_What is required:_
How many of the lines here include "SZABÓ"? Answer with a single number.

Part of a data file
───
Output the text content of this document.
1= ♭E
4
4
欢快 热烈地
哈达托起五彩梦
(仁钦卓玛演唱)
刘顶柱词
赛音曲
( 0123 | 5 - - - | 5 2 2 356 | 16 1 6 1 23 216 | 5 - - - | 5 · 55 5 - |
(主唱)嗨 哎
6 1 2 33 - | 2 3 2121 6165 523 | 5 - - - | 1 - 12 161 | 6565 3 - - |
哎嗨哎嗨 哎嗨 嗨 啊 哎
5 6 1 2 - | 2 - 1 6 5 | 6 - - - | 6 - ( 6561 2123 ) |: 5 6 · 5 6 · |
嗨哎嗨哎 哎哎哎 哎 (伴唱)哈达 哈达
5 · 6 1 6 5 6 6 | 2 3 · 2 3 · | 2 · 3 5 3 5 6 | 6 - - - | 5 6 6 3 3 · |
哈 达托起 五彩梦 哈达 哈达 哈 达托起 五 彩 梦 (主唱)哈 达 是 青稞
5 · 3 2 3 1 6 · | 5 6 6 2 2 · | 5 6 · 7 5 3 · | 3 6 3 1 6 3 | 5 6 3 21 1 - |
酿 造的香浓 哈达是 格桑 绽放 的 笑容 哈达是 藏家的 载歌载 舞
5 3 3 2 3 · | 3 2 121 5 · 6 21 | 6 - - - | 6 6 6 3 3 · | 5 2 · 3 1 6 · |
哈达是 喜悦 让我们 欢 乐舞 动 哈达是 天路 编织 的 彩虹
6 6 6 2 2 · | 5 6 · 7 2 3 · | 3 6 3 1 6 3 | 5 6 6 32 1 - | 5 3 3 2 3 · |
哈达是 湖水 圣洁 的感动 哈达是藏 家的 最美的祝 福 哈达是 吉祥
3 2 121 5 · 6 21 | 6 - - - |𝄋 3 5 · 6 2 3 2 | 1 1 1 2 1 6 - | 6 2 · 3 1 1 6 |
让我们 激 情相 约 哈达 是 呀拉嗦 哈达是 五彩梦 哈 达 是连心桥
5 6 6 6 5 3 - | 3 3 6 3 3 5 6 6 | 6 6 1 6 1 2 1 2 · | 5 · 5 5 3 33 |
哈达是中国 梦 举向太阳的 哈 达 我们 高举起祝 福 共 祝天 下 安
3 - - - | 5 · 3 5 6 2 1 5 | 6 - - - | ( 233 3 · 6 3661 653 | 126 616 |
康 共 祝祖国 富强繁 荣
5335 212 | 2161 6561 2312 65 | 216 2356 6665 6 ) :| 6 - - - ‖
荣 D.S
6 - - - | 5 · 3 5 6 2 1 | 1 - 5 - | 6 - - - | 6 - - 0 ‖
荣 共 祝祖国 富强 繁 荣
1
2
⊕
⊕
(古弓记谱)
───
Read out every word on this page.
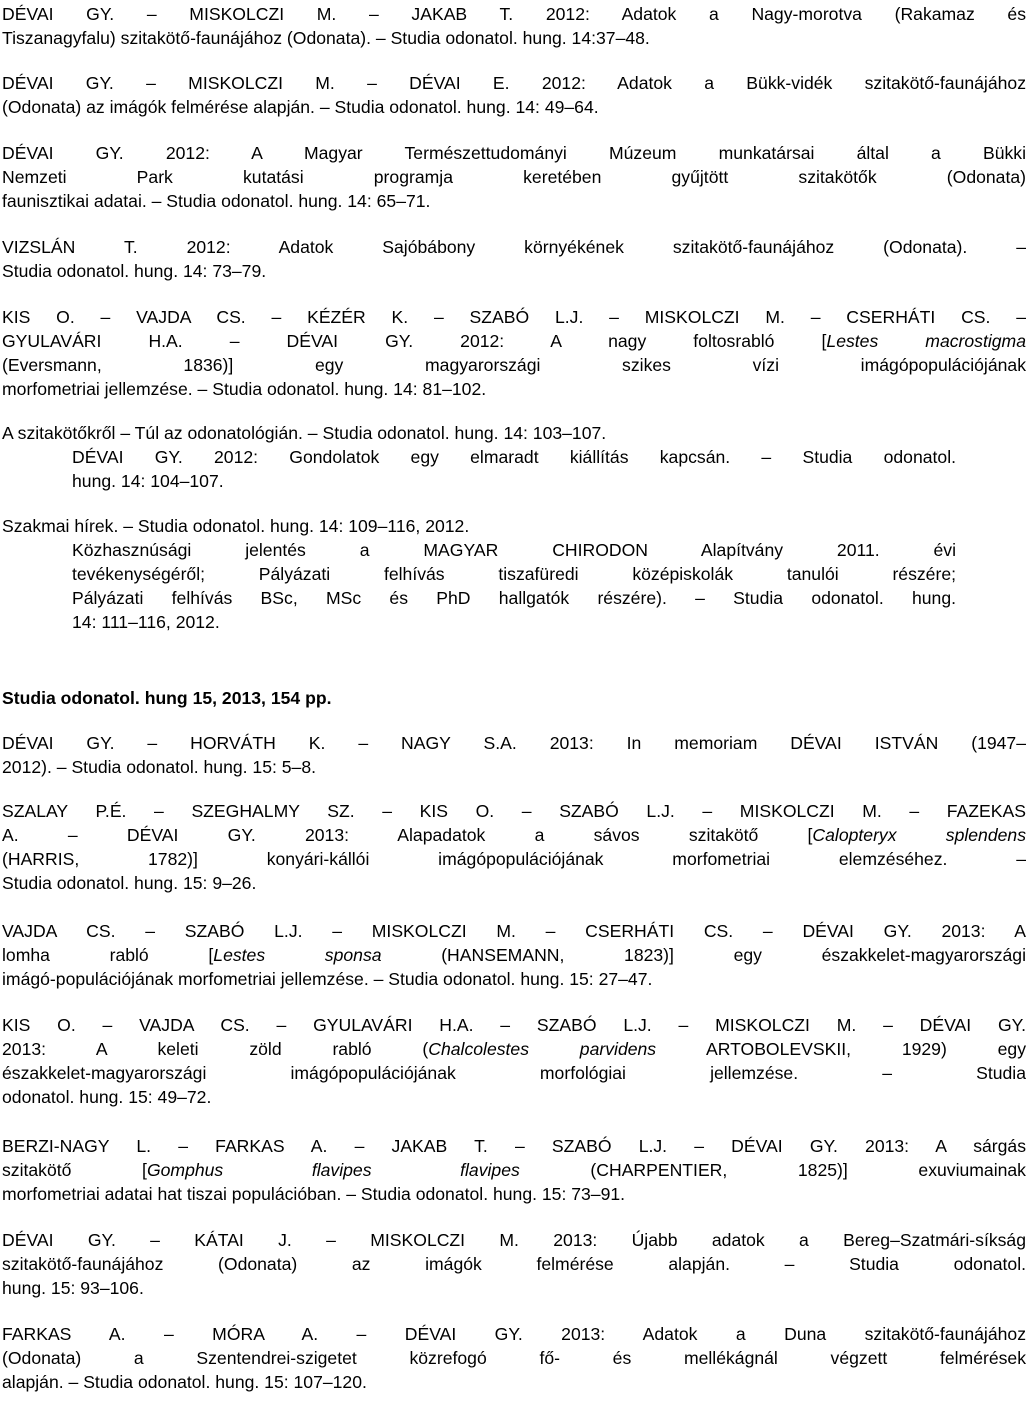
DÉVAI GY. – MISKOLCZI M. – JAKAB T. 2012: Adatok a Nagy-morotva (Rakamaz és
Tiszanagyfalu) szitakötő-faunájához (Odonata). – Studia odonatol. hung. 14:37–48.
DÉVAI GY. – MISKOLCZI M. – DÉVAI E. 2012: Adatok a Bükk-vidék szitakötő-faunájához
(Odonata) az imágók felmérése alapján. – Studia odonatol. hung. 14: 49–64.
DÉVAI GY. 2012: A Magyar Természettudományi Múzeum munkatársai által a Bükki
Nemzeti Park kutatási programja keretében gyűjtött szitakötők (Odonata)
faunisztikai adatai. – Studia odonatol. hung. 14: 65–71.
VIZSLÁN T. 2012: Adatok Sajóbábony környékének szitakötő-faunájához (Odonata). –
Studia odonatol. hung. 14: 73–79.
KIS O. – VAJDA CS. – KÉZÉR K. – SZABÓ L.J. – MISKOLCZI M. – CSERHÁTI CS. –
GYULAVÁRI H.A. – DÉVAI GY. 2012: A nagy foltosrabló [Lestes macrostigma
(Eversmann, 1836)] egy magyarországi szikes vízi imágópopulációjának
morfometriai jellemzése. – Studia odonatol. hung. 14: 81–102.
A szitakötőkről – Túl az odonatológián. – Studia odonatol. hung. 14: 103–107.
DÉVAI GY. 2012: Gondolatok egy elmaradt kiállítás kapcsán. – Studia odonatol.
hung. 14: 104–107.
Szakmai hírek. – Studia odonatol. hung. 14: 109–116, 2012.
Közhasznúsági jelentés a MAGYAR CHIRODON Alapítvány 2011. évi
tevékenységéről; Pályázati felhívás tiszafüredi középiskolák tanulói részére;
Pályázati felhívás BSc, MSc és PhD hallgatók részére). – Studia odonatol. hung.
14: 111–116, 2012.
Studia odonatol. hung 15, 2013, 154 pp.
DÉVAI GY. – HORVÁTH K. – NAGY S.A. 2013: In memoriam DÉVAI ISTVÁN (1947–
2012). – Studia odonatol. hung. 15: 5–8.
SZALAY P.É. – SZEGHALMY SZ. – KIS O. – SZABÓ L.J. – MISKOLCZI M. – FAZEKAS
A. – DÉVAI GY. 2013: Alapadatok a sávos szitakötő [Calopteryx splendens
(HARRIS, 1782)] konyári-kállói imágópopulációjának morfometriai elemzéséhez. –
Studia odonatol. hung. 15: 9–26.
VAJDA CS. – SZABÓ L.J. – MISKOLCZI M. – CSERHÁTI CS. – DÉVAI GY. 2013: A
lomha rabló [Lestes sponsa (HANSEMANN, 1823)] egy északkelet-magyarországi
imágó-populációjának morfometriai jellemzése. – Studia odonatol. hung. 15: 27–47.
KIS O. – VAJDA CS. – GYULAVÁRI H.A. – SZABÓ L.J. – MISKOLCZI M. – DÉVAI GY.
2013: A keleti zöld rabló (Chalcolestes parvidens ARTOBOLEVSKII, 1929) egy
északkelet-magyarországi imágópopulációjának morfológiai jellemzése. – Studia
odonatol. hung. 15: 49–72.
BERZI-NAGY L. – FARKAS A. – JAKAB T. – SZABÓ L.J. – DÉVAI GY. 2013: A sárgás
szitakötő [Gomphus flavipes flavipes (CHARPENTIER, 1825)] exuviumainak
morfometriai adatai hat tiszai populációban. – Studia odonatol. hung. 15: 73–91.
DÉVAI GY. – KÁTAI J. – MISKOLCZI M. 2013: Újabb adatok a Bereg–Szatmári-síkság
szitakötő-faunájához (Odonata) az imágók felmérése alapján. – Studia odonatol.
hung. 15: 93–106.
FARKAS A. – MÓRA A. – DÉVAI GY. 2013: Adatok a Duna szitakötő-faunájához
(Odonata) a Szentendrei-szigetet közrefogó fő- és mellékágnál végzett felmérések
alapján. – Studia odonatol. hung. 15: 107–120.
───
_Solved exercise:_
5